• [WHAT IS EXPECTED] Your copy of the lines below must match them exactly and contain no images.
----- INFORMATION SUPPLIED
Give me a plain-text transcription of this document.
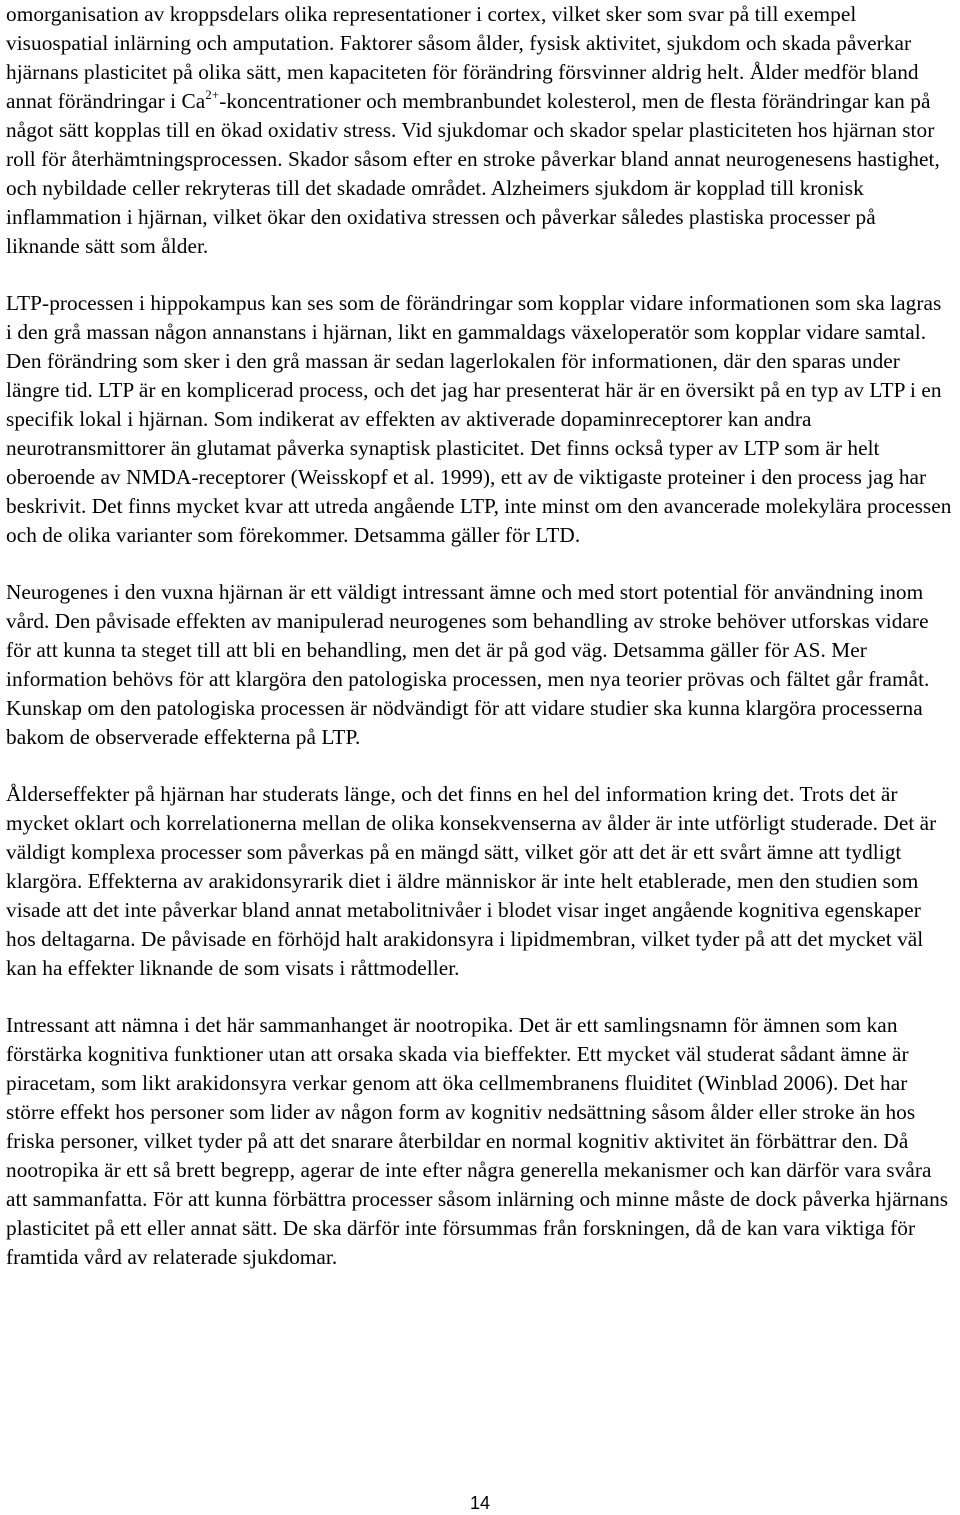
omorganisation av kroppsdelars olika representationer i cortex, vilket sker som svar på till exempel visuospatial inlärning och amputation. Faktorer såsom ålder, fysisk aktivitet, sjukdom och skada påverkar hjärnans plasticitet på olika sätt, men kapaciteten för förändring försvinner aldrig helt. Ålder medför bland annat förändringar i $Ca^{2+}$-koncentrationer och membranbundet kolesterol, men de flesta förändringar kan på något sätt kopplas till en ökad oxidativ stress. Vid sjukdomar och skador spelar plasticiteten hos hjärnan stor roll för återhämtningsprocessen. Skador såsom efter en stroke påverkar bland annat neurogenesens hastighet, och nybildade celler rekryteras till det skadade området. Alzheimers sjukdom är kopplad till kronisk inflammation i hjärnan, vilket ökar den oxidativa stressen och påverkar således plastiska processer på liknande sätt som ålder.

LTP-processen i hippokampus kan ses som de förändringar som kopplar vidare informationen som ska lagras i den grå massan någon annanstans i hjärnan, likt en gammaldags växeloperatör som kopplar vidare samtal. Den förändring som sker i den grå massan är sedan lagerlokalen för informationen, där den sparas under längre tid. LTP är en komplicerad process, och det jag har presenterat här är en översikt på en typ av LTP i en specifik lokal i hjärnan. Som indikerat av effekten av aktiverade dopaminreceptorer kan andra neurotransmittorer än glutamat påverka synaptisk plasticitet. Det finns också typer av LTP som är helt oberoende av NMDA-receptorer (Weisskopf et al. 1999), ett av de viktigaste proteiner i den process jag har beskrivit. Det finns mycket kvar att utreda angående LTP, inte minst om den avancerade molekylära processen och de olika varianter som förekommer. Detsamma gäller för LTD.

Neurogenes i den vuxna hjärnan är ett väldigt intressant ämne och med stort potential för användning inom vård. Den påvisade effekten av manipulerad neurogenes som behandling av stroke behöver utforskas vidare för att kunna ta steget till att bli en behandling, men det är på god väg. Detsamma gäller för AS. Mer information behövs för att klargöra den patologiska processen, men nya teorier prövas och fältet går framåt. Kunskap om den patologiska processen är nödvändigt för att vidare studier ska kunna klargöra processerna bakom de observerade effekterna på LTP.

Ålderseffekter på hjärnan har studerats länge, och det finns en hel del information kring det. Trots det är mycket oklart och korrelationerna mellan de olika konsekvenserna av ålder är inte utförligt studerade. Det är väldigt komplexa processer som påverkas på en mängd sätt, vilket gör att det är ett svårt ämne att tydligt klargöra. Effekterna av arakidonsyrarik diet i äldre människor är inte helt etablerade, men den studien som visade att det inte påverkar bland annat metabolitnivåer i blodet visar inget angående kognitiva egenskaper hos deltagarna. De påvisade en förhöjd halt arakidonsyra i lipidmembran, vilket tyder på att det mycket väl kan ha effekter liknande de som visats i råttmodeller.

Intressant att nämna i det här sammanhanget är nootropika. Det är ett samlingsnamn för ämnen som kan förstärka kognitiva funktioner utan att orsaka skada via bieffekter. Ett mycket väl studerat sådant ämne är piracetam, som likt arakidonsyra verkar genom att öka cellmembranens fluiditet (Winblad 2006). Det har större effekt hos personer som lider av någon form av kognitiv nedsättning såsom ålder eller stroke än hos friska personer, vilket tyder på att det snarare återbildar en normal kognitiv aktivitet än förbättrar den. Då nootropika är ett så brett begrepp, agerar de inte efter några generella mekanismer och kan därför vara svåra att sammanfatta. För att kunna förbättra processer såsom inlärning och minne måste de dock påverka hjärnans plasticitet på ett eller annat sätt. De ska därför inte försummas från forskningen, då de kan vara viktiga för framtida vård av relaterade sjukdomar.

14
----------
• [COMPLETED TASK]
Give me a plain-text transcription of this document.
omorganisation av kroppsdelars olika representationer i cortex, vilket sker som svar på till exempel visuospatial inlärning och amputation. Faktorer såsom ålder, fysisk aktivitet, sjukdom och skada påverkar hjärnans plasticitet på olika sätt, men kapaciteten för förändring försvinner aldrig helt. Ålder medför bland annat förändringar i $Ca^{2+}$-koncentrationer och membranbundet kolesterol, men de flesta förändringar kan på något sätt kopplas till en ökad oxidativ stress. Vid sjukdomar och skador spelar plasticiteten hos hjärnan stor roll för återhämtningsprocessen. Skador såsom efter en stroke påverkar bland annat neurogenesens hastighet, och nybildade celler rekryteras till det skadade området. Alzheimers sjukdom är kopplad till kronisk inflammation i hjärnan, vilket ökar den oxidativa stressen och påverkar således plastiska processer på liknande sätt som ålder.

LTP-processen i hippokampus kan ses som de förändringar som kopplar vidare informationen som ska lagras i den grå massan någon annanstans i hjärnan, likt en gammaldags växeloperatör som kopplar vidare samtal. Den förändring som sker i den grå massan är sedan lagerlokalen för informationen, där den sparas under längre tid. LTP är en komplicerad process, och det jag har presenterat här är en översikt på en typ av LTP i en specifik lokal i hjärnan. Som indikerat av effekten av aktiverade dopaminreceptorer kan andra neurotransmittorer än glutamat påverka synaptisk plasticitet. Det finns också typer av LTP som är helt oberoende av NMDA-receptorer (Weisskopf et al. 1999), ett av de viktigaste proteiner i den process jag har beskrivit. Det finns mycket kvar att utreda angående LTP, inte minst om den avancerade molekylära processen och de olika varianter som förekommer. Detsamma gäller för LTD.

Neurogenes i den vuxna hjärnan är ett väldigt intressant ämne och med stort potential för användning inom vård. Den påvisade effekten av manipulerad neurogenes som behandling av stroke behöver utforskas vidare för att kunna ta steget till att bli en behandling, men det är på god väg. Detsamma gäller för AS. Mer information behövs för att klargöra den patologiska processen, men nya teorier prövas och fältet går framåt. Kunskap om den patologiska processen är nödvändigt för att vidare studier ska kunna klargöra processerna bakom de observerade effekterna på LTP.

Ålderseffekter på hjärnan har studerats länge, och det finns en hel del information kring det. Trots det är mycket oklart och korrelationerna mellan de olika konsekvenserna av ålder är inte utförligt studerade. Det är väldigt komplexa processer som påverkas på en mängd sätt, vilket gör att det är ett svårt ämne att tydligt klargöra. Effekterna av arakidonsyrarik diet i äldre människor är inte helt etablerade, men den studien som visade att det inte påverkar bland annat metabolitnivåer i blodet visar inget angående kognitiva egenskaper hos deltagarna. De påvisade en förhöjd halt arakidonsyra i lipidmembran, vilket tyder på att det mycket väl kan ha effekter liknande de som visats i råttmodeller.

Intressant att nämna i det här sammanhanget är nootropika. Det är ett samlingsnamn för ämnen som kan förstärka kognitiva funktioner utan att orsaka skada via bieffekter. Ett mycket väl studerat sådant ämne är piracetam, som likt arakidonsyra verkar genom att öka cellmembranens fluiditet (Winblad 2006). Det har större effekt hos personer som lider av någon form av kognitiv nedsättning såsom ålder eller stroke än hos friska personer, vilket tyder på att det snarare återbildar en normal kognitiv aktivitet än förbättrar den. Då nootropika är ett så brett begrepp, agerar de inte efter några generella mekanismer och kan därför vara svåra att sammanfatta. För att kunna förbättra processer såsom inlärning och minne måste de dock påverka hjärnans plasticitet på ett eller annat sätt. De ska därför inte försummas från forskningen, då de kan vara viktiga för framtida vård av relaterade sjukdomar.

14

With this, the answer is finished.